Read the records and gather each line that includes "volume".

>> START Listing

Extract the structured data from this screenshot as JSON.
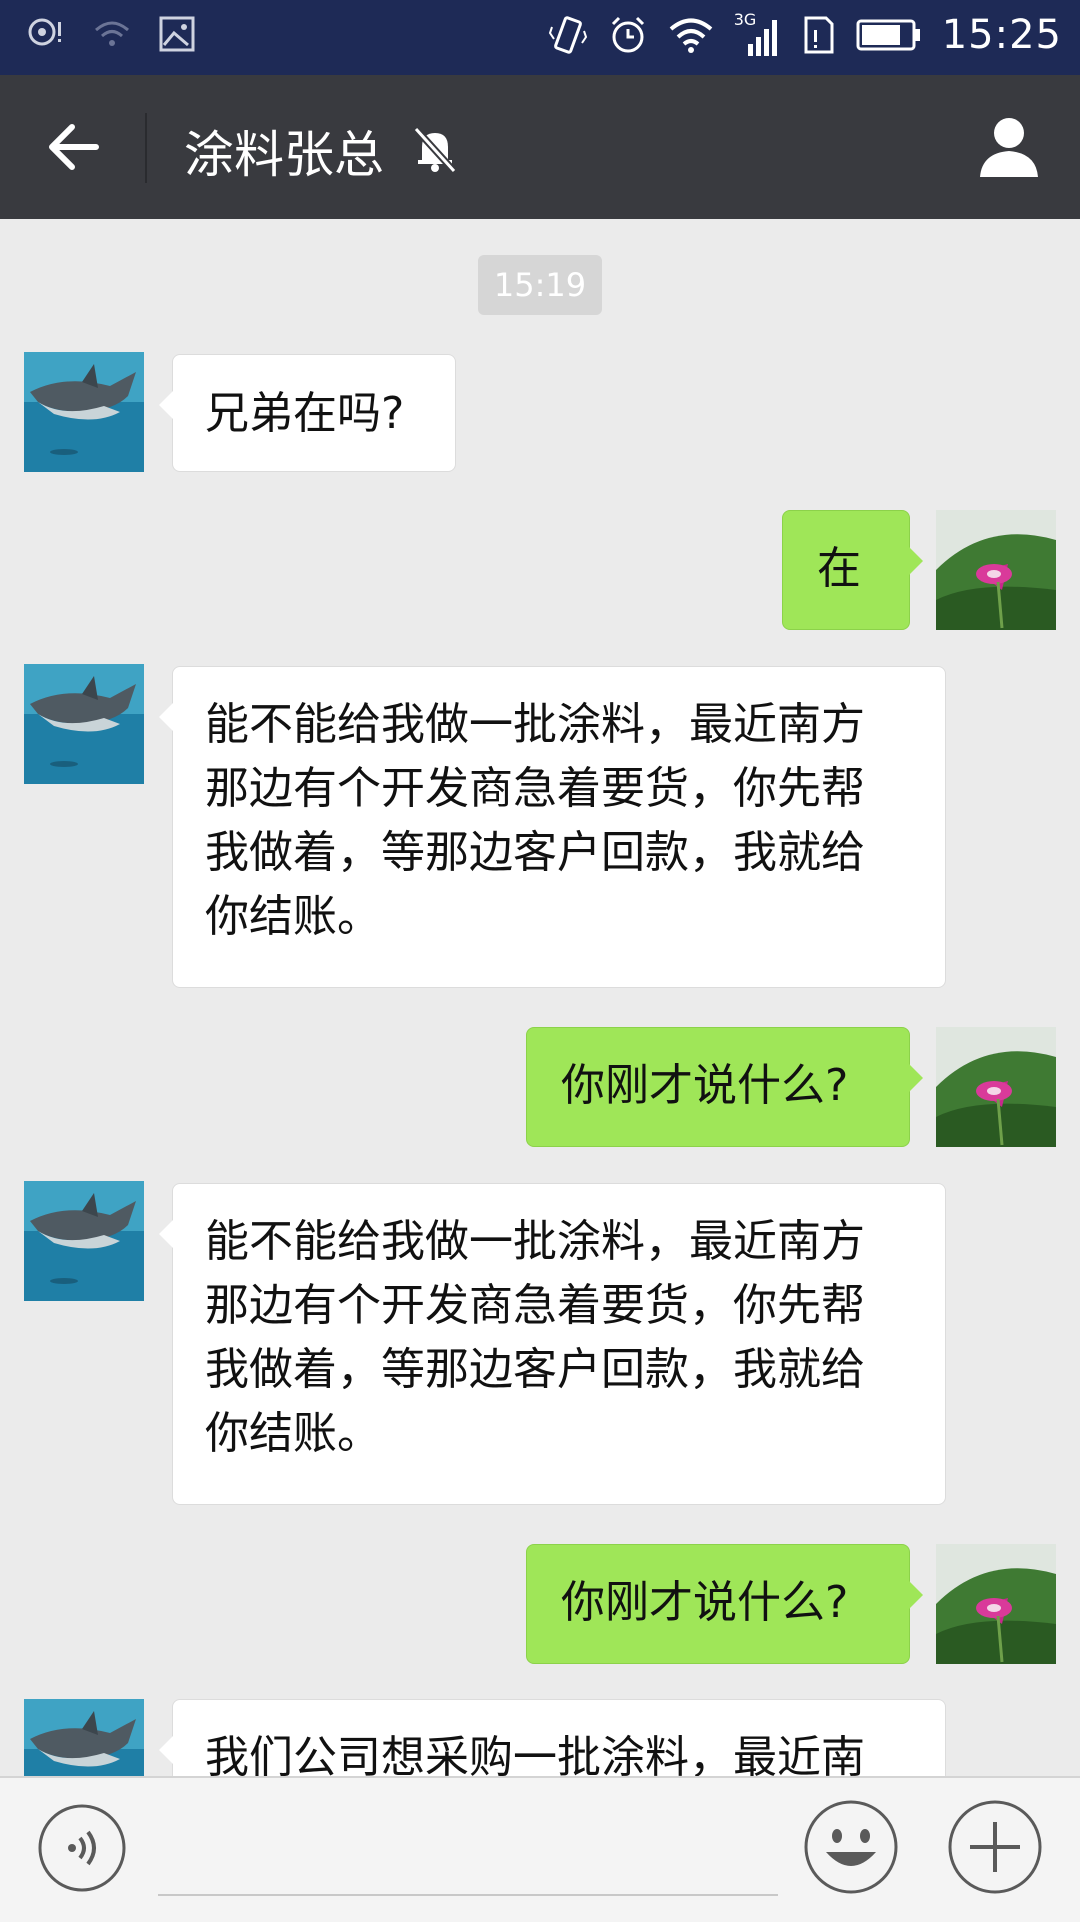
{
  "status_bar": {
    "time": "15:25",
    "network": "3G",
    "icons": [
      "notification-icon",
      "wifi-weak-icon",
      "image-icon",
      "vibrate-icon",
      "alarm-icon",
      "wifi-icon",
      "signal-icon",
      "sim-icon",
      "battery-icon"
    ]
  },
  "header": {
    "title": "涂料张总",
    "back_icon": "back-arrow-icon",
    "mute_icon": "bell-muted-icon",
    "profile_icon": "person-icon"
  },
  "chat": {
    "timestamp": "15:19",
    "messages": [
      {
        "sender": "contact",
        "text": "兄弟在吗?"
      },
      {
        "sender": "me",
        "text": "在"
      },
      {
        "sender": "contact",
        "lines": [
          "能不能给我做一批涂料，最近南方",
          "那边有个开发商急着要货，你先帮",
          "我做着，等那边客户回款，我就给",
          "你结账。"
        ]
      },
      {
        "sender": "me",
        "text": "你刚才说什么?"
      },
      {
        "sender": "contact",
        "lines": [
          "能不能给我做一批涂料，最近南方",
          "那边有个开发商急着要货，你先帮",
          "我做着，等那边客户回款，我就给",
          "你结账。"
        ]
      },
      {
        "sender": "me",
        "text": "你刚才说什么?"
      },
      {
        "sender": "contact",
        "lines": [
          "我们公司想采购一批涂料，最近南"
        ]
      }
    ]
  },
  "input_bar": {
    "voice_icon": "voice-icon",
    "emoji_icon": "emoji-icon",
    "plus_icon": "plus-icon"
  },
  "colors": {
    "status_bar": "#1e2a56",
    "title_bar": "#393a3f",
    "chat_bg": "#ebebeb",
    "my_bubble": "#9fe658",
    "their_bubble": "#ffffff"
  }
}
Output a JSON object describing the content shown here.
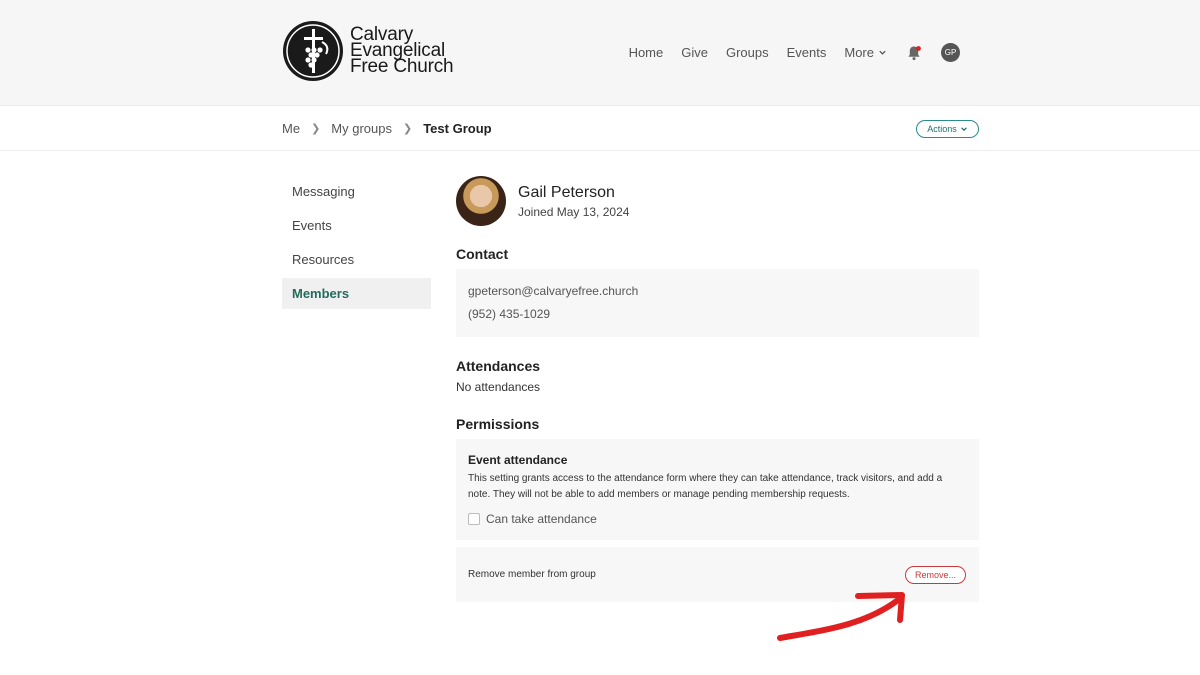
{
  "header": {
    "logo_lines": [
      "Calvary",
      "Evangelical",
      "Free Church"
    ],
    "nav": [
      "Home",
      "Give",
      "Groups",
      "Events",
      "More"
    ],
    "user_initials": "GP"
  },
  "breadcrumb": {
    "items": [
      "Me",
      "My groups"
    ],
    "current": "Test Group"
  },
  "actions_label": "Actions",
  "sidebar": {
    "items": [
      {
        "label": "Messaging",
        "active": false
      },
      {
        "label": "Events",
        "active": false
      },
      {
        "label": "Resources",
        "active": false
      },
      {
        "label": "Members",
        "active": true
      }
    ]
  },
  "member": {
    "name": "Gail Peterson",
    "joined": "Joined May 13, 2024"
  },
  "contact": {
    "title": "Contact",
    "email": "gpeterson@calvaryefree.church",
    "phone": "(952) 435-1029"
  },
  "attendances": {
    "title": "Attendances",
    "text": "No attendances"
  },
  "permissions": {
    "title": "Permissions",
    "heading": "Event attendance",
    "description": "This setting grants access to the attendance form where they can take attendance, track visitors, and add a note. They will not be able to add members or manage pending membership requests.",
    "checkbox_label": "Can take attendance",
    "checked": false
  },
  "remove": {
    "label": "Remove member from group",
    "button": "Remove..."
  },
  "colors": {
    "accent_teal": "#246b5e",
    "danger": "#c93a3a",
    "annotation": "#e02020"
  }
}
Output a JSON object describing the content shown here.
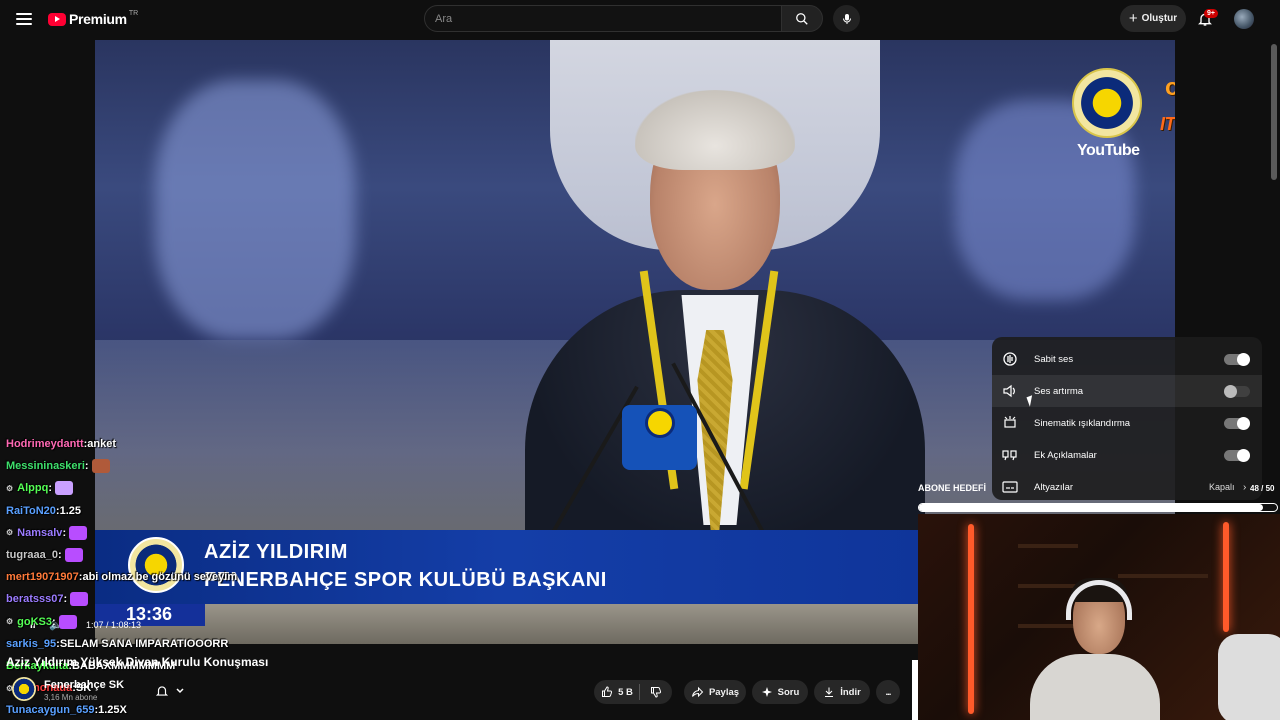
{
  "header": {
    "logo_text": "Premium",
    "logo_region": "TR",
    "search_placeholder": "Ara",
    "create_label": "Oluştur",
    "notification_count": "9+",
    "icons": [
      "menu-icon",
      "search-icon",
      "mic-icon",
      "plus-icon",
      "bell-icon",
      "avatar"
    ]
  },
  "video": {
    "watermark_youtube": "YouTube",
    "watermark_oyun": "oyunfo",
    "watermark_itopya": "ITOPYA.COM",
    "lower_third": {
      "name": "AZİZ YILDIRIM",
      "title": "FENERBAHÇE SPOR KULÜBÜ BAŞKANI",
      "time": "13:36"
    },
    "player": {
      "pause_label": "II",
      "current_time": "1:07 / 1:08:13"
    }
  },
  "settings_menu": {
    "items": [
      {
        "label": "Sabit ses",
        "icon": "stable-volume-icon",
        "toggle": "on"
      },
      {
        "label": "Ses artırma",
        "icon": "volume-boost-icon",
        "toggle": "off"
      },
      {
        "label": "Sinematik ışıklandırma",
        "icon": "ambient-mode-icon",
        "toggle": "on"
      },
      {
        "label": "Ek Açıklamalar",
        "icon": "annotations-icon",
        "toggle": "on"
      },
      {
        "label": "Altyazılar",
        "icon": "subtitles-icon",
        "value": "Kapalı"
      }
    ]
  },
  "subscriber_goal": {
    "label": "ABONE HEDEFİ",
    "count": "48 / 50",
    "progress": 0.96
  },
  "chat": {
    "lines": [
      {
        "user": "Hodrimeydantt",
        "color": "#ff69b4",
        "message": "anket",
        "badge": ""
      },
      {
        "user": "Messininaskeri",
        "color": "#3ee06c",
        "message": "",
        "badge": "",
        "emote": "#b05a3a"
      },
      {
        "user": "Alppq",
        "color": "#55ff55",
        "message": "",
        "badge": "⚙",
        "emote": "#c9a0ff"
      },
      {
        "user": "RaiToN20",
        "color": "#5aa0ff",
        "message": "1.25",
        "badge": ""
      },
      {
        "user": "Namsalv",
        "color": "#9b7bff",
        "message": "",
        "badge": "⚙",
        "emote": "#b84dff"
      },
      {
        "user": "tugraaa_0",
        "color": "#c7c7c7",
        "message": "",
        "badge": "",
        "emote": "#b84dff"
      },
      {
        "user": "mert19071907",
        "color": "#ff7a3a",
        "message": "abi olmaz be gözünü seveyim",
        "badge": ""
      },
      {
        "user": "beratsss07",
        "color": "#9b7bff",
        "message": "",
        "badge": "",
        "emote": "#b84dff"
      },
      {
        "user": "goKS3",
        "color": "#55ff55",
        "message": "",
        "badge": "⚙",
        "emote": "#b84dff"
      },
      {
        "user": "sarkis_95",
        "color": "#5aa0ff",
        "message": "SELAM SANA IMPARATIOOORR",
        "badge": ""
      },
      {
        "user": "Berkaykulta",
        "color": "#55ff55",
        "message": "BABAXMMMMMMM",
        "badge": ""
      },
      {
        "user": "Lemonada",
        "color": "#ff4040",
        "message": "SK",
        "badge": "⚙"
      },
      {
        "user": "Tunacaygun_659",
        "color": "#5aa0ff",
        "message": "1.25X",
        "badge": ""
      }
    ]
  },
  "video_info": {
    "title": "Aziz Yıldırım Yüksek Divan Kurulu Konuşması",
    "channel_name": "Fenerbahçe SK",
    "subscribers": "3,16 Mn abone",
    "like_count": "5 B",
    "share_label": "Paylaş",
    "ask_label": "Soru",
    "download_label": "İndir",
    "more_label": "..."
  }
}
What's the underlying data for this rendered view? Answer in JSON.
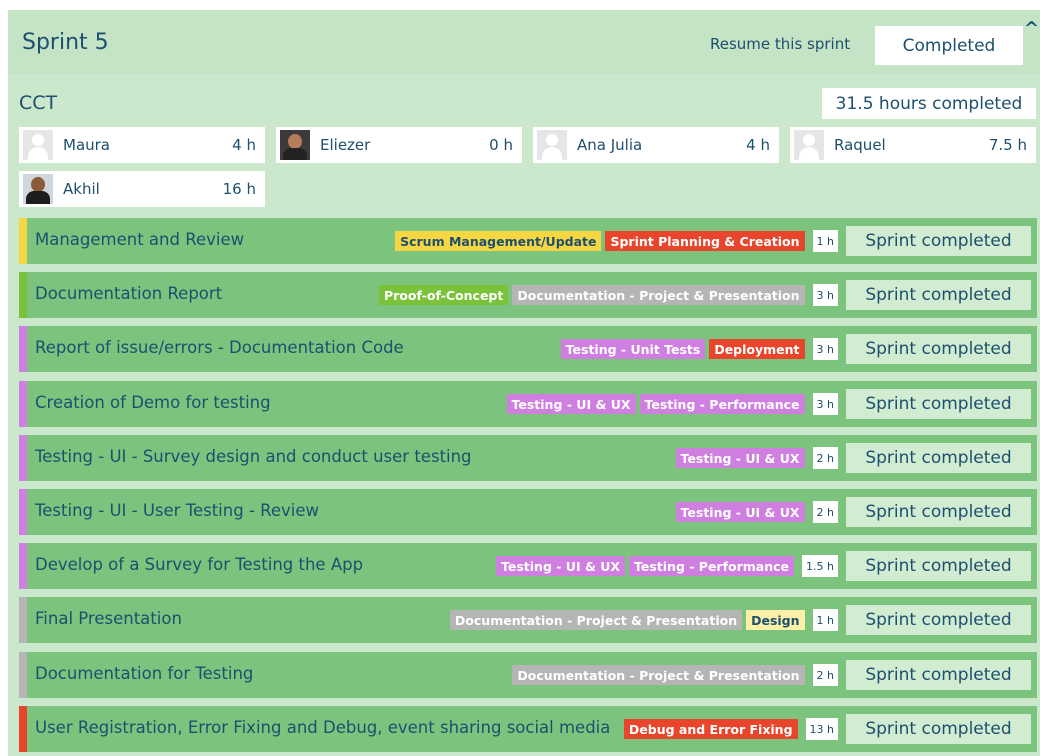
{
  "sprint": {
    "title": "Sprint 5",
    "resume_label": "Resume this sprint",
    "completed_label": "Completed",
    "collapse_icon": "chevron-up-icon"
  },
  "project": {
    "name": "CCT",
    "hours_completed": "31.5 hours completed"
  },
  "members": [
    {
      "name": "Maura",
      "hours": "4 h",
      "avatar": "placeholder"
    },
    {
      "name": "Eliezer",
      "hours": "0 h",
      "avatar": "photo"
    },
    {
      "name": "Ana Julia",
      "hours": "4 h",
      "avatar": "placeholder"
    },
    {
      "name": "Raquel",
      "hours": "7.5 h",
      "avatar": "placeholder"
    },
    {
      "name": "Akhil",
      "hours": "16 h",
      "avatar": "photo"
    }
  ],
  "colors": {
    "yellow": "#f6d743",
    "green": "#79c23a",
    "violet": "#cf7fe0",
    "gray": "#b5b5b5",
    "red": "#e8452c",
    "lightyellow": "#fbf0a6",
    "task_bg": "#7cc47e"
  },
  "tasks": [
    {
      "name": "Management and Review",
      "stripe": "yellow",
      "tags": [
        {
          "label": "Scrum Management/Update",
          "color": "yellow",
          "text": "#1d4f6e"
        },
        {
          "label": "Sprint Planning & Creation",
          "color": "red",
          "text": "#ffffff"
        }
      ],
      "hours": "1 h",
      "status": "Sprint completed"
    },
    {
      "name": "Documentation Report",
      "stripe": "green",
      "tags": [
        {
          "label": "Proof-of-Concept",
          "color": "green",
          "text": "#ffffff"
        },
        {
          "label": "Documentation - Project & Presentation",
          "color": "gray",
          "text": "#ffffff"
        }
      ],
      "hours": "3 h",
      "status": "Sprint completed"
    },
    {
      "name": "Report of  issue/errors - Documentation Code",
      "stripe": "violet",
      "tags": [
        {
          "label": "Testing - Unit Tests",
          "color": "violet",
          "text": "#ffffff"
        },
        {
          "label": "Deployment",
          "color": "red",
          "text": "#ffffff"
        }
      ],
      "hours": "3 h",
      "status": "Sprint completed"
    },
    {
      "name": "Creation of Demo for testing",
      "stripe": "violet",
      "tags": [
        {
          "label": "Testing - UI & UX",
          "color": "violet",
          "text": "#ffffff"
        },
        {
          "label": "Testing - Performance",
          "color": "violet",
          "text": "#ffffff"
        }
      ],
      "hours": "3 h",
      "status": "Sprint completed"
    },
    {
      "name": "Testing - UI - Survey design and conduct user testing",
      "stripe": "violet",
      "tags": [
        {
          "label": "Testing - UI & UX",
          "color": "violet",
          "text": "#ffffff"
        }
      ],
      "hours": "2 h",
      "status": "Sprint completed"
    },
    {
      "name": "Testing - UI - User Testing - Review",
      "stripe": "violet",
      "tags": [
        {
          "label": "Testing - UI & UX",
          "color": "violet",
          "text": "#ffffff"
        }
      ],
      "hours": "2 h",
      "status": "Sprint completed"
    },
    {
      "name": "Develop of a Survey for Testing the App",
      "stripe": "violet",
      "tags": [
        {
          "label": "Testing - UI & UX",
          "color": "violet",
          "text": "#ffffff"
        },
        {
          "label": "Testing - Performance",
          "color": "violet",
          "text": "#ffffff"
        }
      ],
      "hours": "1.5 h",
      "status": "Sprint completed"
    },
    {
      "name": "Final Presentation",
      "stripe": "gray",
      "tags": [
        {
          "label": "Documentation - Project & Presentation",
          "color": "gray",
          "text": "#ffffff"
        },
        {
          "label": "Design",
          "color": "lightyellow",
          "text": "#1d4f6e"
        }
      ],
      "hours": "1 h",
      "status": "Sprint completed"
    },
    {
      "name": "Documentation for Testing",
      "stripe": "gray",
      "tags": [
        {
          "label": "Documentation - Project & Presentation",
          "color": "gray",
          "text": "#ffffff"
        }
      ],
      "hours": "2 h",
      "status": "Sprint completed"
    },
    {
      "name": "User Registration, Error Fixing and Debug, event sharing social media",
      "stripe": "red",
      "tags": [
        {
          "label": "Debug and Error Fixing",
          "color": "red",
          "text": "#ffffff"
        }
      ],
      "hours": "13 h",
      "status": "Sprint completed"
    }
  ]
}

>> END Listing

● Written response
        "icon": "stable-volume-icon",
        "icon": "volume-boost-icon",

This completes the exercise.